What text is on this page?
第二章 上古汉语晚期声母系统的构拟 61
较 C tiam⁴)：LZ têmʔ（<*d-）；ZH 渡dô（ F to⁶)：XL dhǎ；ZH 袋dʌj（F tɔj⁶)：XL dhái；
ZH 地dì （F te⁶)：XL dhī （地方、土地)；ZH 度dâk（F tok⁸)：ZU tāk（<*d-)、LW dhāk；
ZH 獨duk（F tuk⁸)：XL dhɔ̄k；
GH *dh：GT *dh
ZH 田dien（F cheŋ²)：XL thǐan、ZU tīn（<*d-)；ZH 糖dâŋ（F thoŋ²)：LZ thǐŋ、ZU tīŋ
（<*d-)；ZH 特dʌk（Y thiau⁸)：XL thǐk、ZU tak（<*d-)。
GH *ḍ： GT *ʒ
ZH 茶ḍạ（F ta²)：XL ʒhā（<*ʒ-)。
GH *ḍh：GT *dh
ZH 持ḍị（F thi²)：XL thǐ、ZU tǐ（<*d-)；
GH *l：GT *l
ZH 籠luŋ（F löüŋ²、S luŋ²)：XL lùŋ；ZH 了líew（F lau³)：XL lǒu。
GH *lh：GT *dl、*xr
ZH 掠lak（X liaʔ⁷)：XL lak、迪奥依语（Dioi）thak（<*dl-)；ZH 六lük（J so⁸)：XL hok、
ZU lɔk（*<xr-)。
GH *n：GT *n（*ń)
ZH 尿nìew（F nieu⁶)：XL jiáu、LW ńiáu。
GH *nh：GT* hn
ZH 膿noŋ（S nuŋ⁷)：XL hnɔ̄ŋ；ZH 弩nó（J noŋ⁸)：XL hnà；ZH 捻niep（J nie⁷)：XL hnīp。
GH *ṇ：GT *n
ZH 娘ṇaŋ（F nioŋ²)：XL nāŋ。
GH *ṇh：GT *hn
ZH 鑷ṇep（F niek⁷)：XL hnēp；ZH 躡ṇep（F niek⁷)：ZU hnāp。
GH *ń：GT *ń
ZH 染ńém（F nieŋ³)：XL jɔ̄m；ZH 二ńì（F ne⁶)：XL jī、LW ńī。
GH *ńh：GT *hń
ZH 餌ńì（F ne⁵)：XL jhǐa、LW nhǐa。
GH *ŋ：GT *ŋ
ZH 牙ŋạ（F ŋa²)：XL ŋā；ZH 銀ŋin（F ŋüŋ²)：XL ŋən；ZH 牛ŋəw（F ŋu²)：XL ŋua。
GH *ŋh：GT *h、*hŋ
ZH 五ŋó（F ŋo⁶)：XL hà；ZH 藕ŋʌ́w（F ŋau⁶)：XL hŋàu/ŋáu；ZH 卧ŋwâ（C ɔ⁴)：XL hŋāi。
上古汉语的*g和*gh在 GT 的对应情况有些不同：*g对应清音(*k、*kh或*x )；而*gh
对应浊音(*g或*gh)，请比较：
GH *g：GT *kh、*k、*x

##########

Extract all of the data shown above and repeat it verbatim.

What text is on this page?
第二章 上古汉语晚期声母系统的构拟 61
较 C tiam⁴)：LZ têmʔ（<*d-）；ZH 渡dô（ F to⁶)：XL dhǎ；ZH 袋dʌj（F tɔj⁶)：XL dhái；
ZH 地dì （F te⁶)：XL dhī （地方、土地)；ZH 度dâk（F tok⁸)：ZU tāk（<*d-)、LW dhāk；
ZH 獨duk（F tuk⁸)：XL dhɔ̄k；
GH *dh：GT *dh
ZH 田dien（F cheŋ²)：XL thǐan、ZU tīn（<*d-)；ZH 糖dâŋ（F thoŋ²)：LZ thǐŋ、ZU tīŋ
（<*d-)；ZH 特dʌk（Y thiau⁸)：XL thǐk、ZU tak（<*d-)。
GH *ḍ： GT *ʒ
ZH 茶ḍạ（F ta²)：XL ʒhā（<*ʒ-)。
GH *ḍh：GT *dh
ZH 持ḍị（F thi²)：XL thǐ、ZU tǐ（<*d-)；
GH *l：GT *l
ZH 籠luŋ（F löüŋ²、S luŋ²)：XL lùŋ；ZH 了líew（F lau³)：XL lǒu。
GH *lh：GT *dl、*xr
ZH 掠lak（X liaʔ⁷)：XL lak、迪奥依语（Dioi）thak（<*dl-)；ZH 六lük（J so⁸)：XL hok、
ZU lɔk（*<xr-)。
GH *n：GT *n（*ń)
ZH 尿nìew（F nieu⁶)：XL jiáu、LW ńiáu。
GH *nh：GT* hn
ZH 膿noŋ（S nuŋ⁷)：XL hnɔ̄ŋ；ZH 弩nó（J noŋ⁸)：XL hnà；ZH 捻niep（J nie⁷)：XL hnīp。
GH *ṇ：GT *n
ZH 娘ṇaŋ（F nioŋ²)：XL nāŋ。
GH *ṇh：GT *hn
ZH 鑷ṇep（F niek⁷)：XL hnēp；ZH 躡ṇep（F niek⁷)：ZU hnāp。
GH *ń：GT *ń
ZH 染ńém（F nieŋ³)：XL jɔ̄m；ZH 二ńì（F ne⁶)：XL jī、LW ńī。
GH *ńh：GT *hń
ZH 餌ńì（F ne⁵)：XL jhǐa、LW nhǐa。
GH *ŋ：GT *ŋ
ZH 牙ŋạ（F ŋa²)：XL ŋā；ZH 銀ŋin（F ŋüŋ²)：XL ŋən；ZH 牛ŋəw（F ŋu²)：XL ŋua。
GH *ŋh：GT *h、*hŋ
ZH 五ŋó（F ŋo⁶)：XL hà；ZH 藕ŋʌ́w（F ŋau⁶)：XL hŋàu/ŋáu；ZH 卧ŋwâ（C ɔ⁴)：XL hŋāi。
上古汉语的*g和*gh在 GT 的对应情况有些不同：*g对应清音(*k、*kh或*x )；而*gh
对应浊音(*g或*gh)，请比较：
GH *g：GT *kh、*k、*x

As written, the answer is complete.